Exercise details: How many lines in these records hold the string "JSON"? Reply with the number alone.

Data tied to figure images:
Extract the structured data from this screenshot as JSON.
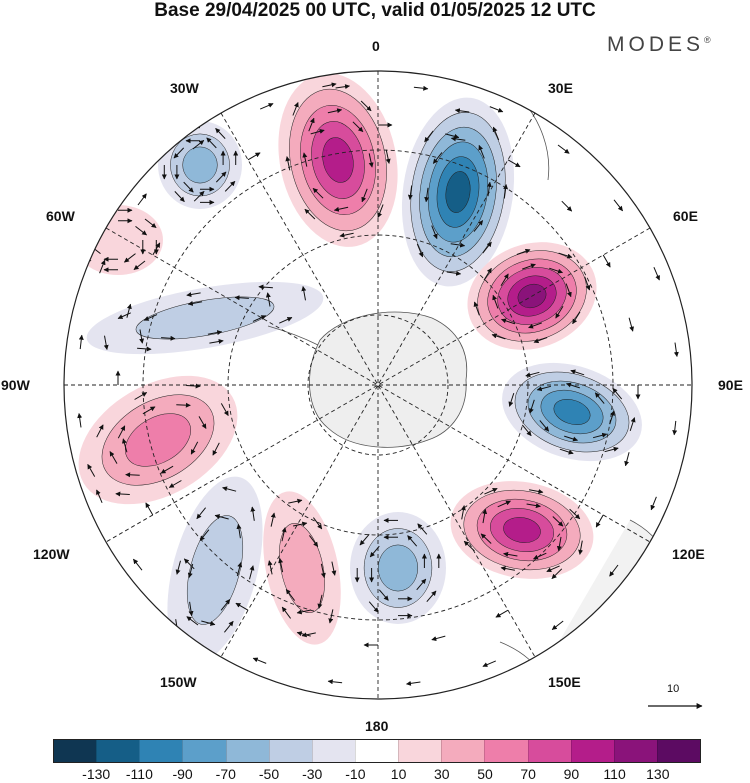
{
  "title": "Base 29/04/2025 00 UTC, valid 01/05/2025 12 UTC",
  "brand": "MODES",
  "brand_mark": "®",
  "graticule_labels": {
    "lon_0": "0",
    "lon_30e": "30E",
    "lon_60e": "60E",
    "lon_90e": "90E",
    "lon_120e": "120E",
    "lon_150e": "150E",
    "lon_180": "180",
    "lon_150w": "150W",
    "lon_120w": "120W",
    "lon_90w": "90W",
    "lon_60w": "60W",
    "lon_30w": "30W"
  },
  "vector_scale": {
    "label": "10"
  },
  "colorbar": {
    "colors": [
      "#0f3652",
      "#155e87",
      "#2f83b4",
      "#5c9fca",
      "#8fb8d8",
      "#bfcee4",
      "#e4e4f0",
      "#ffffff",
      "#f9d6dc",
      "#f4abbd",
      "#ee7eaa",
      "#d74c9c",
      "#b41d8a",
      "#8a137a",
      "#5c0b62"
    ],
    "labels": [
      "-130",
      "-110",
      "-90",
      "-70",
      "-50",
      "-30",
      "-10",
      "10",
      "30",
      "50",
      "70",
      "90",
      "110",
      "130"
    ]
  },
  "map_data": {
    "projection": "south-polar-stereographic",
    "field": "anomaly",
    "anomaly_cells": [
      {
        "sign": "positive",
        "level": 110,
        "center": "between 30W and 0",
        "shape": "elongated"
      },
      {
        "sign": "negative",
        "level": -130,
        "center": "between 0 and 30E",
        "shape": "elongated"
      },
      {
        "sign": "positive",
        "level": 130,
        "center": "between 30E and 60E"
      },
      {
        "sign": "negative",
        "level": -110,
        "center": "near 90E"
      },
      {
        "sign": "positive",
        "level": 110,
        "center": "between 120E and 150E"
      },
      {
        "sign": "negative",
        "level": -70,
        "center": "near 180"
      },
      {
        "sign": "positive",
        "level": 50,
        "center": "between 150W and 180"
      },
      {
        "sign": "negative",
        "level": -50,
        "center": "between 120W and 150W"
      },
      {
        "sign": "positive",
        "level": 70,
        "center": "between 90W and 120W"
      },
      {
        "sign": "negative",
        "level": -50,
        "center": "between 60W and 90W"
      },
      {
        "sign": "positive",
        "level": 30,
        "center": "near 60W"
      },
      {
        "sign": "negative",
        "level": -70,
        "center": "near 30W"
      }
    ]
  }
}
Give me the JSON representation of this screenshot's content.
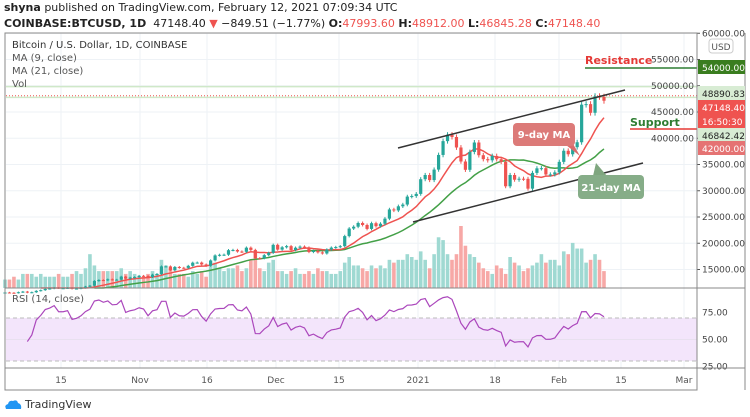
{
  "header": {
    "publisher": "shyna",
    "published_text": "published on TradingView.com, February 12, 2021 07:09:34 UTC",
    "symbol": "COINBASE:BTCUSD, 1D",
    "last": "47148.40",
    "change": "−849.51 (−1.77%)",
    "o_label": "O:",
    "o": "47993.60",
    "h_label": "H:",
    "h": "48912.00",
    "l_label": "L:",
    "l": "46845.28",
    "c_label": "C:",
    "c": "47148.40",
    "colors": {
      "down": "#ef5350",
      "up": "#26a69a"
    }
  },
  "legend": {
    "title": "Bitcoin / U.S. Dollar, 1D, COINBASE",
    "ma9": "MA (9, close)",
    "ma21": "MA (21, close)",
    "vol": "Vol",
    "rsi": "RSI (14, close)"
  },
  "annotations": {
    "resistance": "Resistance",
    "support": "Support",
    "ma9_label": "9-day MA",
    "ma21_label": "21-day MA"
  },
  "footer": {
    "logo": "TradingView"
  },
  "chart_data": {
    "type": "candlestick",
    "currency": "USD",
    "y_ticks": [
      60000,
      55000,
      50000,
      45000,
      40000,
      35000,
      30000,
      25000,
      20000,
      15000
    ],
    "price_labels": [
      {
        "text": "54000.00",
        "color": "#3a7d1f"
      },
      {
        "text": "48890.83",
        "color": "#d8ecd4"
      },
      {
        "text": "47148.40",
        "color": "#ef5350"
      },
      {
        "text": "16:50:30",
        "color": "#ef5350"
      },
      {
        "text": "46842.42",
        "color": "#d8ecd4"
      },
      {
        "text": "42000.00",
        "color": "#e57373"
      }
    ],
    "x_ticks": [
      "15",
      "Nov",
      "16",
      "Dec",
      "15",
      "2021",
      "18",
      "Feb",
      "15",
      "Mar"
    ],
    "rsi_ticks": [
      "75.00",
      "50.00",
      "25.00"
    ],
    "rsi_bands": [
      30,
      70
    ],
    "levels": {
      "resistance": 54000,
      "support": 42000,
      "high_line": 48890.83,
      "low_line": 46842.42,
      "last": 47148.4
    },
    "start": "2020-10-01",
    "closes": [
      10620,
      10570,
      10540,
      10670,
      10790,
      10600,
      10670,
      10930,
      11060,
      11300,
      11380,
      11540,
      11430,
      11430,
      11500,
      11320,
      11370,
      11500,
      11750,
      11920,
      12820,
      12990,
      12930,
      13130,
      13030,
      13070,
      13650,
      13280,
      13460,
      13560,
      13800,
      13760,
      13550,
      14030,
      14150,
      15590,
      15590,
      14840,
      15480,
      15330,
      15310,
      15700,
      16300,
      16320,
      15960,
      15710,
      16730,
      17680,
      17800,
      17820,
      18680,
      18720,
      18420,
      18370,
      19160,
      18730,
      17150,
      17140,
      17730,
      18180,
      19700,
      18790,
      19230,
      19450,
      18700,
      19150,
      19360,
      19170,
      18330,
      18550,
      18260,
      18050,
      18810,
      19170,
      19280,
      19440,
      21360,
      22800,
      23150,
      23860,
      23480,
      22730,
      23820,
      23250,
      23720,
      24690,
      26440,
      26250,
      27040,
      27370,
      28890,
      28990,
      29400,
      32200,
      33000,
      32030,
      34030,
      36820,
      39450,
      40670,
      40240,
      38240,
      35570,
      33990,
      37390,
      39190,
      36770,
      36020,
      35800,
      36630,
      36000,
      35500,
      30850,
      33000,
      32100,
      32290,
      32270,
      30400,
      33400,
      34270,
      34300,
      33100,
      33110,
      33500,
      35500,
      37620,
      36950,
      38300,
      39240,
      46400,
      46500,
      44850,
      47990,
      47900,
      47148.4
    ],
    "volume": [
      3,
      3,
      4,
      3,
      5,
      5,
      5,
      4,
      5,
      4,
      4,
      4,
      5,
      4,
      4,
      5,
      6,
      5,
      7,
      12,
      8,
      6,
      6,
      6,
      6,
      6,
      7,
      5,
      6,
      5,
      4,
      4,
      5,
      6,
      5,
      10,
      8,
      7,
      5,
      5,
      5,
      4,
      6,
      5,
      6,
      4,
      8,
      9,
      7,
      6,
      7,
      7,
      8,
      6,
      7,
      10,
      13,
      7,
      6,
      9,
      10,
      6,
      6,
      5,
      6,
      7,
      5,
      5,
      6,
      5,
      7,
      6,
      6,
      5,
      5,
      6,
      9,
      11,
      8,
      8,
      7,
      6,
      8,
      7,
      8,
      7,
      10,
      9,
      10,
      10,
      12,
      11,
      10,
      13,
      10,
      7,
      12,
      18,
      17,
      12,
      10,
      12,
      22,
      15,
      12,
      11,
      9,
      7,
      6,
      5,
      8,
      7,
      5,
      11,
      9,
      8,
      6,
      7,
      8,
      9,
      12,
      9,
      10,
      10,
      8,
      13,
      12,
      16,
      14,
      14,
      9,
      10,
      12,
      10,
      6
    ]
  }
}
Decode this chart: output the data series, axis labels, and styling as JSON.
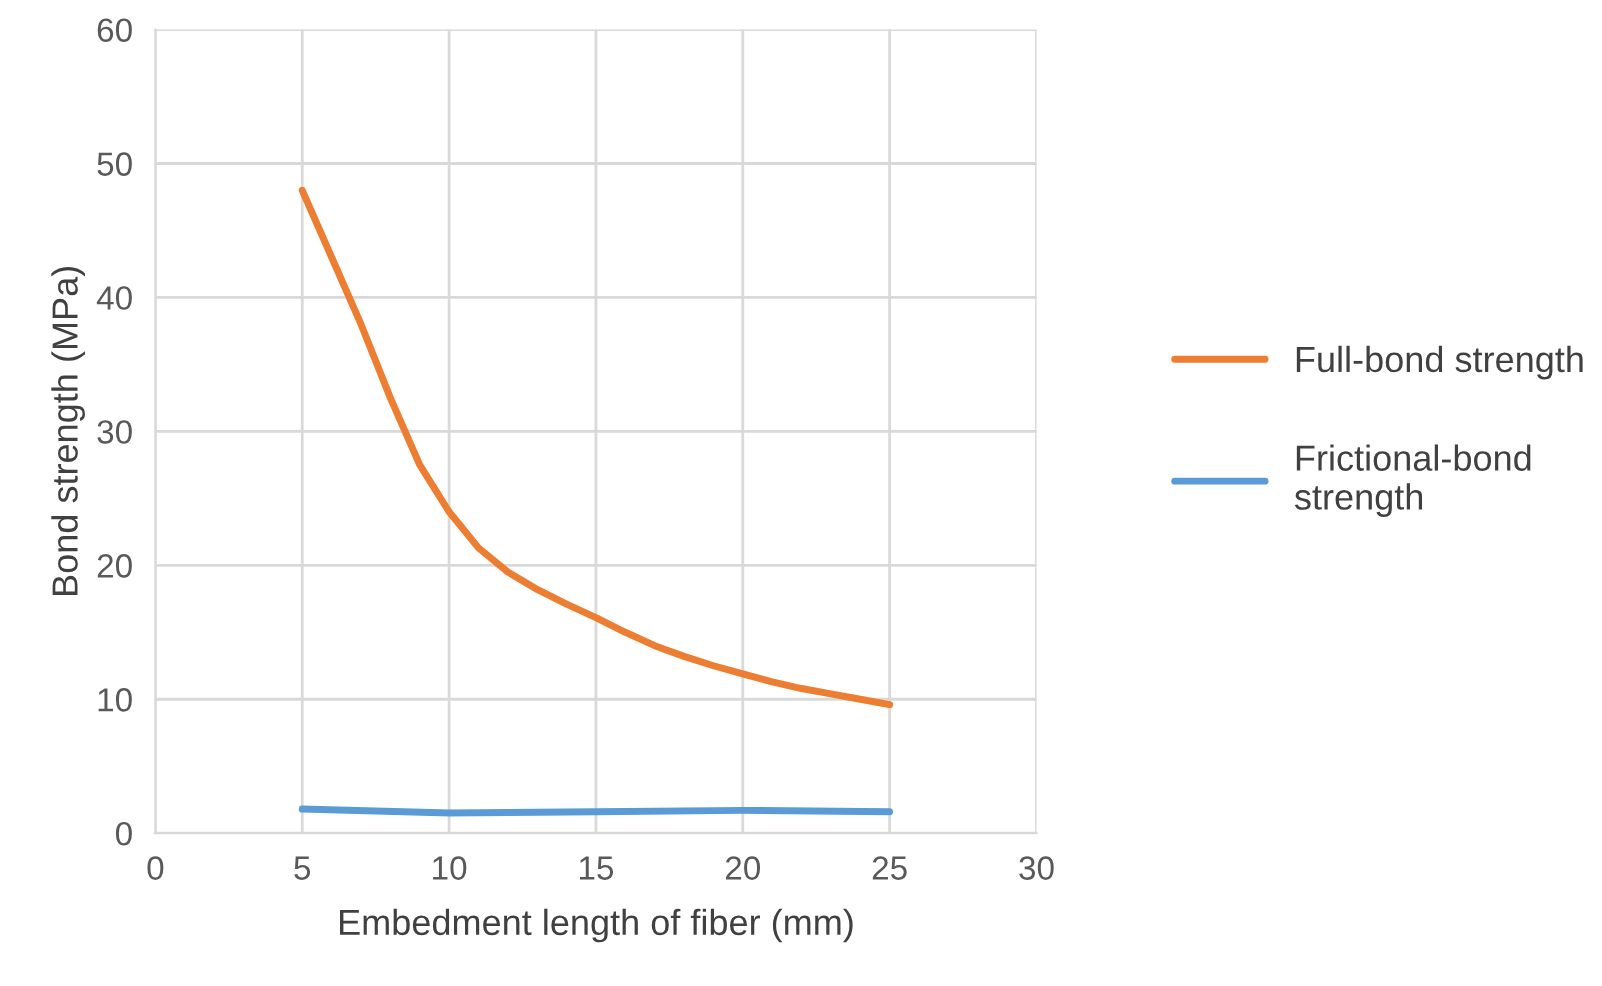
{
  "chart_data": {
    "type": "line",
    "xlabel": "Embedment length of fiber (mm)",
    "ylabel": "Bond strength (MPa)",
    "x": [
      5,
      10,
      15,
      20,
      25
    ],
    "series": [
      {
        "name": "Full-bond strength",
        "color": "#ed7d31",
        "x": [
          5,
          6,
          7,
          8,
          9,
          10,
          11,
          12,
          13,
          14,
          15,
          16,
          17,
          18,
          19,
          20,
          21,
          22,
          23,
          24,
          25
        ],
        "values": [
          48,
          43,
          38,
          32.5,
          27.5,
          24,
          21.3,
          19.5,
          18.2,
          17.1,
          16.1,
          15,
          14,
          13.2,
          12.5,
          11.9,
          11.3,
          10.8,
          10.4,
          10,
          9.6
        ]
      },
      {
        "name": "Frictional-bond\nstrength",
        "color": "#5b9bd5",
        "values": [
          1.8,
          1.5,
          1.6,
          1.7,
          1.6
        ]
      }
    ],
    "xlim": [
      0,
      30
    ],
    "xticks": [
      0,
      5,
      10,
      15,
      20,
      25,
      30
    ],
    "ylim": [
      0,
      60
    ],
    "yticks": [
      0,
      10,
      20,
      30,
      40,
      50,
      60
    ],
    "grid": true,
    "legend": "right",
    "marker": "none",
    "line_style": "solid"
  }
}
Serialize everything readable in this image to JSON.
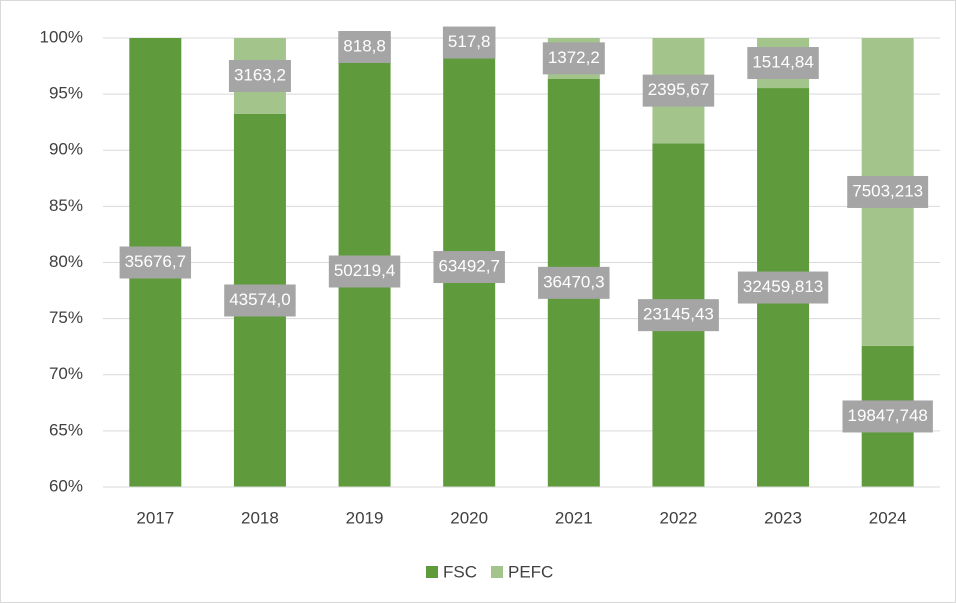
{
  "chart_data": {
    "type": "bar",
    "stack": "percent",
    "categories": [
      "2017",
      "2018",
      "2019",
      "2020",
      "2021",
      "2022",
      "2023",
      "2024"
    ],
    "series": [
      {
        "name": "FSC",
        "color": "#5f9a3c",
        "values": [
          35676.7,
          43574.0,
          50219.4,
          63492.7,
          36470.3,
          23145.43,
          32459.813,
          19847.748
        ],
        "value_labels": [
          "35676,7",
          "43574,0",
          "50219,4",
          "63492,7",
          "36470,3",
          "23145,43",
          "32459,813",
          "19847,748"
        ]
      },
      {
        "name": "PEFC",
        "color": "#a3c58c",
        "values": [
          0,
          3163.2,
          818.8,
          517.8,
          1372.2,
          2395.67,
          1514.84,
          7503.213
        ],
        "value_labels": [
          null,
          "3163,2",
          "818,8",
          "517,8",
          "1372,2",
          "2395,67",
          "1514,84",
          "7503,213"
        ]
      }
    ],
    "ylim": [
      60,
      100
    ],
    "yticks": [
      {
        "value": 60,
        "label": "60%"
      },
      {
        "value": 65,
        "label": "65%"
      },
      {
        "value": 70,
        "label": "70%"
      },
      {
        "value": 75,
        "label": "75%"
      },
      {
        "value": 80,
        "label": "80%"
      },
      {
        "value": 85,
        "label": "85%"
      },
      {
        "value": 90,
        "label": "90%"
      },
      {
        "value": 95,
        "label": "95%"
      },
      {
        "value": 100,
        "label": "100%"
      }
    ],
    "grid": true,
    "legend": "bottom"
  }
}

Solution for this task: 4